To be done: Collect all lines from the records below that include the word "month".

Dataset extract:
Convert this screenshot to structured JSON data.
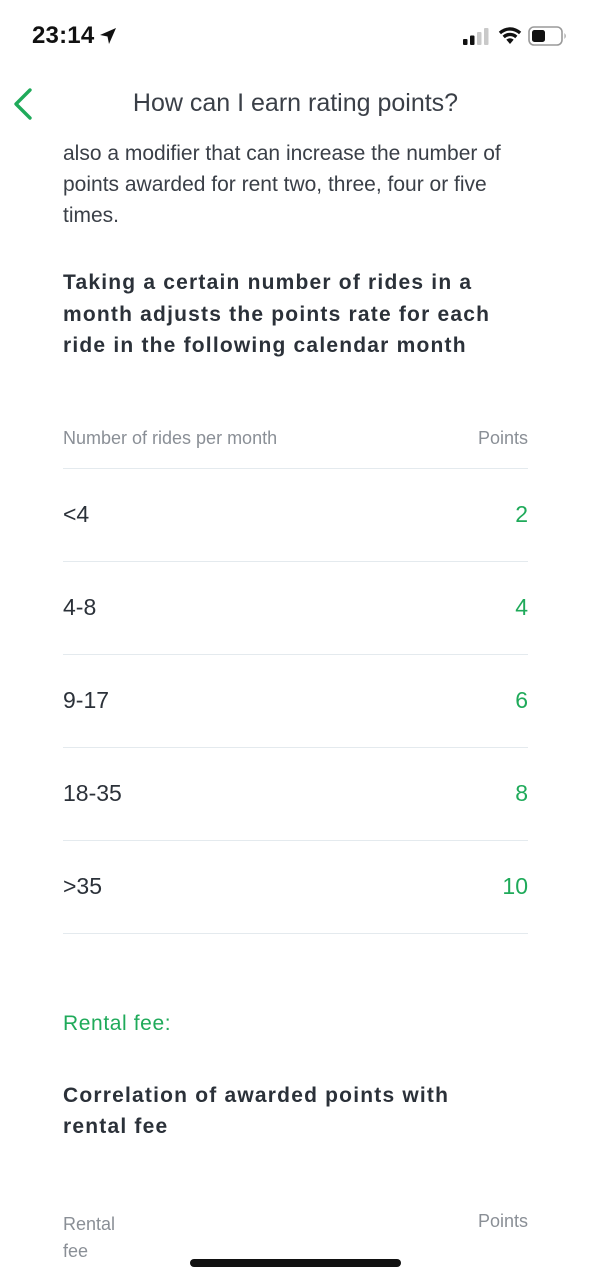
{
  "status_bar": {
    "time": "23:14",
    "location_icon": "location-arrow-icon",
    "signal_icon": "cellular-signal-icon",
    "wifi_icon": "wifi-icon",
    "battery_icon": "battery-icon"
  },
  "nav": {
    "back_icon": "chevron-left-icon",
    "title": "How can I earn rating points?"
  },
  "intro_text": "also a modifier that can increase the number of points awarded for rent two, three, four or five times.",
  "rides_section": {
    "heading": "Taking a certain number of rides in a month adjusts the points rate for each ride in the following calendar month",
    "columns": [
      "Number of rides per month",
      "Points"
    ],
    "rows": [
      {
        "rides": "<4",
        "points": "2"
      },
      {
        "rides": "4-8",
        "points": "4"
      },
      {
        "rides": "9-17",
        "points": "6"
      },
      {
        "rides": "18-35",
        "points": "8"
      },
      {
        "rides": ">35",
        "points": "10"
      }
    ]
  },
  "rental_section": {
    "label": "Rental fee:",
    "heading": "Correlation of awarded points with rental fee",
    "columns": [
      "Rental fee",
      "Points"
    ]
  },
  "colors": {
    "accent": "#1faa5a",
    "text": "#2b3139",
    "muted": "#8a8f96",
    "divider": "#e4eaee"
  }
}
* * *
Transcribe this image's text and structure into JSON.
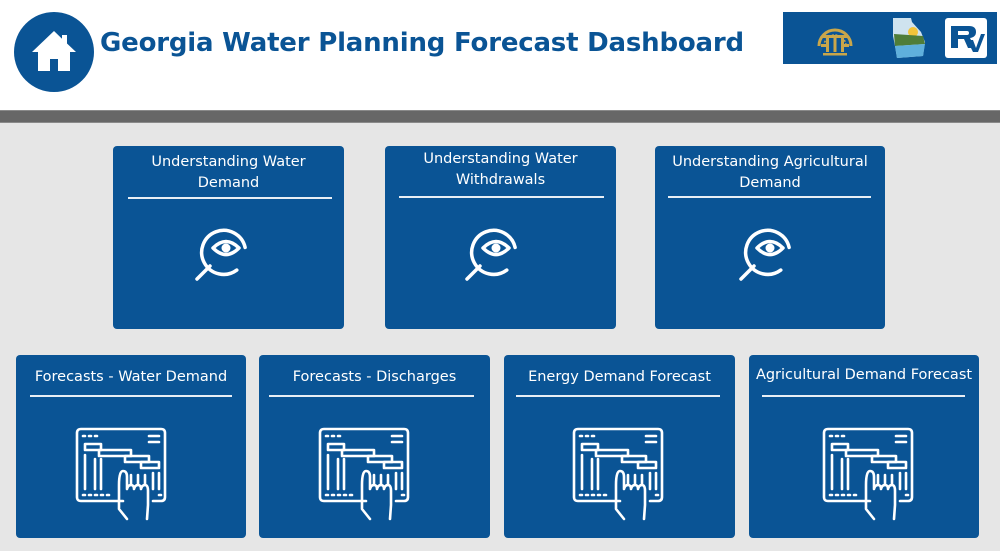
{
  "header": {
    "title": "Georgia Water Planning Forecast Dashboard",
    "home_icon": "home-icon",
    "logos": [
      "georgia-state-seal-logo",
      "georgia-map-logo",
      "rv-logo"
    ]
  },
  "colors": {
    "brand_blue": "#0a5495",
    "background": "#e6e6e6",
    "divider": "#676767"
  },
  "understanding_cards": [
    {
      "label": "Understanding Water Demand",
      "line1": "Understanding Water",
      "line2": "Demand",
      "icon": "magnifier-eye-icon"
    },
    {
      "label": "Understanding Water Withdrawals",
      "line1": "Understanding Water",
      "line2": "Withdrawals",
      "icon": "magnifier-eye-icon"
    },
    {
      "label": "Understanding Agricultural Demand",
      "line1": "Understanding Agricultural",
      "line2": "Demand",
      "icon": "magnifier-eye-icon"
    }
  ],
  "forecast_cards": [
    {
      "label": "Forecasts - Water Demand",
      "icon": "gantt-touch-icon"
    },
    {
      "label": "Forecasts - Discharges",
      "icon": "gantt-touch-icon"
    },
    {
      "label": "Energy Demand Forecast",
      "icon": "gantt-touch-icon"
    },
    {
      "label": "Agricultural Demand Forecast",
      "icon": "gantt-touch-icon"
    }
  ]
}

Solution to this task:
    "heading": "Taking a certain number of rides in a month adjusts the points rate for each ride in the following calendar month",
      "Number of rides per month",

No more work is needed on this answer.